Work instructions:
Write out each line of the listing as it stands, without the images.

Recorded data:
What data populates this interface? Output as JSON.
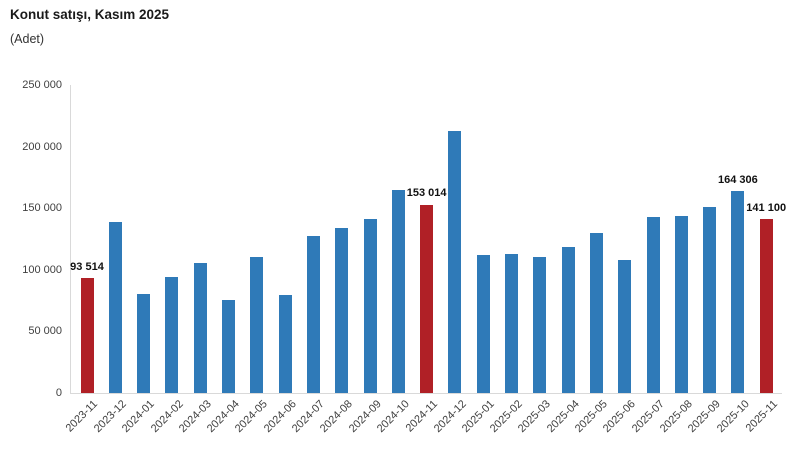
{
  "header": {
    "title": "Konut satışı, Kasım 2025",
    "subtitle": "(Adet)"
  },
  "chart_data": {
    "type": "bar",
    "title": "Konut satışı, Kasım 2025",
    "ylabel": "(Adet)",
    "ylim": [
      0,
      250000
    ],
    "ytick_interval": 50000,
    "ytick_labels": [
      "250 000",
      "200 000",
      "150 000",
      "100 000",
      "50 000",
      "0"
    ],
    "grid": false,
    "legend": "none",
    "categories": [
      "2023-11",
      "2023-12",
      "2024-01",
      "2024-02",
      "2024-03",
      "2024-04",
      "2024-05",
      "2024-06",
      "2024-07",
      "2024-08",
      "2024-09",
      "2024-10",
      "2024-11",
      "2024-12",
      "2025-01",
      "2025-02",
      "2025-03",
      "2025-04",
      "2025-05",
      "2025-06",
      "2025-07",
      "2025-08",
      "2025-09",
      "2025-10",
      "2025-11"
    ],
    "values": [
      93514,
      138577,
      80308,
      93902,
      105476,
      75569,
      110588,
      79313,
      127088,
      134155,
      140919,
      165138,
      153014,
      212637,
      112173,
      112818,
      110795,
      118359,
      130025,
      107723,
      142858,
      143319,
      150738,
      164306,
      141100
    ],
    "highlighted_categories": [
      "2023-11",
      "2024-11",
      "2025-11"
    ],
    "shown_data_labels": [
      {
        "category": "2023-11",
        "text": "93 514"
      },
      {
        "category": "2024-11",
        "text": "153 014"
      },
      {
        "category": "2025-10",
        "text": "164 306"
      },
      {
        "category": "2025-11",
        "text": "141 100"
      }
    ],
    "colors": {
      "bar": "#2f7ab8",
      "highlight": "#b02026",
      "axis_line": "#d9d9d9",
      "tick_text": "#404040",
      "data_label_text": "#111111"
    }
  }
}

Exercise solution:
What data populates this interface? Output as JSON.
{
  "header": {
    "title": "Konut satışı, Kasım 2025",
    "subtitle": "(Adet)"
  },
  "chart_data": {
    "type": "bar",
    "title": "Konut satışı, Kasım 2025",
    "ylabel": "(Adet)",
    "ylim": [
      0,
      250000
    ],
    "ytick_interval": 50000,
    "ytick_labels": [
      "250 000",
      "200 000",
      "150 000",
      "100 000",
      "50 000",
      "0"
    ],
    "grid": false,
    "legend": "none",
    "categories": [
      "2023-11",
      "2023-12",
      "2024-01",
      "2024-02",
      "2024-03",
      "2024-04",
      "2024-05",
      "2024-06",
      "2024-07",
      "2024-08",
      "2024-09",
      "2024-10",
      "2024-11",
      "2024-12",
      "2025-01",
      "2025-02",
      "2025-03",
      "2025-04",
      "2025-05",
      "2025-06",
      "2025-07",
      "2025-08",
      "2025-09",
      "2025-10",
      "2025-11"
    ],
    "values": [
      93514,
      138577,
      80308,
      93902,
      105476,
      75569,
      110588,
      79313,
      127088,
      134155,
      140919,
      165138,
      153014,
      212637,
      112173,
      112818,
      110795,
      118359,
      130025,
      107723,
      142858,
      143319,
      150738,
      164306,
      141100
    ],
    "highlighted_categories": [
      "2023-11",
      "2024-11",
      "2025-11"
    ],
    "shown_data_labels": [
      {
        "category": "2023-11",
        "text": "93 514"
      },
      {
        "category": "2024-11",
        "text": "153 014"
      },
      {
        "category": "2025-10",
        "text": "164 306"
      },
      {
        "category": "2025-11",
        "text": "141 100"
      }
    ],
    "colors": {
      "bar": "#2f7ab8",
      "highlight": "#b02026",
      "axis_line": "#d9d9d9",
      "tick_text": "#404040",
      "data_label_text": "#111111"
    }
  }
}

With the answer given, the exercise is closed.